--- The data ---
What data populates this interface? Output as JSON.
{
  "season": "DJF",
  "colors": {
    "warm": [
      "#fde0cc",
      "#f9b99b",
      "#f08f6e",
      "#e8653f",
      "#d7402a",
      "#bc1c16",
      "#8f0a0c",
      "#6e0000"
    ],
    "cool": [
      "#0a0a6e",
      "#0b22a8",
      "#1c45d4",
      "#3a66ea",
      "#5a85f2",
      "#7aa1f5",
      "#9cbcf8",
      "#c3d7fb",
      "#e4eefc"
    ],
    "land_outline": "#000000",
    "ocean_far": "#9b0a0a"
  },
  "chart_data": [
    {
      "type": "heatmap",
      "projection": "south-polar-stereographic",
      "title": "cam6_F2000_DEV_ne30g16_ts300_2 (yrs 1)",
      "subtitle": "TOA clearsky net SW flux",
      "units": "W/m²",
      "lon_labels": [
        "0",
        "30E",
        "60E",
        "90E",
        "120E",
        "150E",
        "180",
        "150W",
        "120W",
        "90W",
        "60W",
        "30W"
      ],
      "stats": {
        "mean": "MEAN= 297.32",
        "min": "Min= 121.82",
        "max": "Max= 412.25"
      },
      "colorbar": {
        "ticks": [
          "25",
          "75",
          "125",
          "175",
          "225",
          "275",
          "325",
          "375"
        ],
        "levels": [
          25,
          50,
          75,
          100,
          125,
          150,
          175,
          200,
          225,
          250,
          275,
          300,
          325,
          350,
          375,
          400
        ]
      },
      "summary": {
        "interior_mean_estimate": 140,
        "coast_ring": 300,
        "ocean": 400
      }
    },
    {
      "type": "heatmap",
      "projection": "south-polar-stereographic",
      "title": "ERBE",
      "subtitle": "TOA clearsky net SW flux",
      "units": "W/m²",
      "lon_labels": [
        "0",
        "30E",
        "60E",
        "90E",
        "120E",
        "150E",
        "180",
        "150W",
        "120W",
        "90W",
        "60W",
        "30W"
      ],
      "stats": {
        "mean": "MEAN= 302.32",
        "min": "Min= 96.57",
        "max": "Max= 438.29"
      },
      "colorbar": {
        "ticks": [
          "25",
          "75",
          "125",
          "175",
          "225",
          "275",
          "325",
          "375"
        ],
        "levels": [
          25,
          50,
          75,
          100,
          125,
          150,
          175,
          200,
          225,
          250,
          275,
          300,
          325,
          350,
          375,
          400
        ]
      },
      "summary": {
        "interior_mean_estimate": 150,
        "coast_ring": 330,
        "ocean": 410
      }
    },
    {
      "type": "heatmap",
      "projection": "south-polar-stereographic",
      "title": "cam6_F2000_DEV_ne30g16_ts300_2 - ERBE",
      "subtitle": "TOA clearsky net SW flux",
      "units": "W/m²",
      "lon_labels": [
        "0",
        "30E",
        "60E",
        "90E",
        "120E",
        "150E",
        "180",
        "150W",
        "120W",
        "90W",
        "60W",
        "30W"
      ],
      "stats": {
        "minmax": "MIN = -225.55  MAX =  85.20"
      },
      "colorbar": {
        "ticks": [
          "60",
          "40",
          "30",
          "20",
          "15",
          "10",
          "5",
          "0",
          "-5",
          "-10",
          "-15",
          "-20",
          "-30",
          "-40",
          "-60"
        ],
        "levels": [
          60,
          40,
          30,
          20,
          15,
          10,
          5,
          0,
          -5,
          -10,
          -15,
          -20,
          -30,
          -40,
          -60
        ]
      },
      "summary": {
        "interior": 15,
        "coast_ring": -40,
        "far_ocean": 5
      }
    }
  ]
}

--- Exercise ---
Repeat the preceding lines exactly, please, every one of them.

--- Finished exercise ---
What data populates this interface? Output as JSON.
{
  "season": "DJF",
  "colors": {
    "warm": [
      "#fde0cc",
      "#f9b99b",
      "#f08f6e",
      "#e8653f",
      "#d7402a",
      "#bc1c16",
      "#8f0a0c",
      "#6e0000"
    ],
    "cool": [
      "#0a0a6e",
      "#0b22a8",
      "#1c45d4",
      "#3a66ea",
      "#5a85f2",
      "#7aa1f5",
      "#9cbcf8",
      "#c3d7fb",
      "#e4eefc"
    ],
    "land_outline": "#000000",
    "ocean_far": "#9b0a0a"
  },
  "chart_data": [
    {
      "type": "heatmap",
      "projection": "south-polar-stereographic",
      "title": "cam6_F2000_DEV_ne30g16_ts300_2 (yrs 1)",
      "subtitle": "TOA clearsky net SW flux",
      "units": "W/m²",
      "lon_labels": [
        "0",
        "30E",
        "60E",
        "90E",
        "120E",
        "150E",
        "180",
        "150W",
        "120W",
        "90W",
        "60W",
        "30W"
      ],
      "stats": {
        "mean": "MEAN= 297.32",
        "min": "Min= 121.82",
        "max": "Max= 412.25"
      },
      "colorbar": {
        "ticks": [
          "25",
          "75",
          "125",
          "175",
          "225",
          "275",
          "325",
          "375"
        ],
        "levels": [
          25,
          50,
          75,
          100,
          125,
          150,
          175,
          200,
          225,
          250,
          275,
          300,
          325,
          350,
          375,
          400
        ]
      },
      "summary": {
        "interior_mean_estimate": 140,
        "coast_ring": 300,
        "ocean": 400
      }
    },
    {
      "type": "heatmap",
      "projection": "south-polar-stereographic",
      "title": "ERBE",
      "subtitle": "TOA clearsky net SW flux",
      "units": "W/m²",
      "lon_labels": [
        "0",
        "30E",
        "60E",
        "90E",
        "120E",
        "150E",
        "180",
        "150W",
        "120W",
        "90W",
        "60W",
        "30W"
      ],
      "stats": {
        "mean": "MEAN= 302.32",
        "min": "Min= 96.57",
        "max": "Max= 438.29"
      },
      "colorbar": {
        "ticks": [
          "25",
          "75",
          "125",
          "175",
          "225",
          "275",
          "325",
          "375"
        ],
        "levels": [
          25,
          50,
          75,
          100,
          125,
          150,
          175,
          200,
          225,
          250,
          275,
          300,
          325,
          350,
          375,
          400
        ]
      },
      "summary": {
        "interior_mean_estimate": 150,
        "coast_ring": 330,
        "ocean": 410
      }
    },
    {
      "type": "heatmap",
      "projection": "south-polar-stereographic",
      "title": "cam6_F2000_DEV_ne30g16_ts300_2 - ERBE",
      "subtitle": "TOA clearsky net SW flux",
      "units": "W/m²",
      "lon_labels": [
        "0",
        "30E",
        "60E",
        "90E",
        "120E",
        "150E",
        "180",
        "150W",
        "120W",
        "90W",
        "60W",
        "30W"
      ],
      "stats": {
        "minmax": "MIN = -225.55  MAX =  85.20"
      },
      "colorbar": {
        "ticks": [
          "60",
          "40",
          "30",
          "20",
          "15",
          "10",
          "5",
          "0",
          "-5",
          "-10",
          "-15",
          "-20",
          "-30",
          "-40",
          "-60"
        ],
        "levels": [
          60,
          40,
          30,
          20,
          15,
          10,
          5,
          0,
          -5,
          -10,
          -15,
          -20,
          -30,
          -40,
          -60
        ]
      },
      "summary": {
        "interior": 15,
        "coast_ring": -40,
        "far_ocean": 5
      }
    }
  ]
}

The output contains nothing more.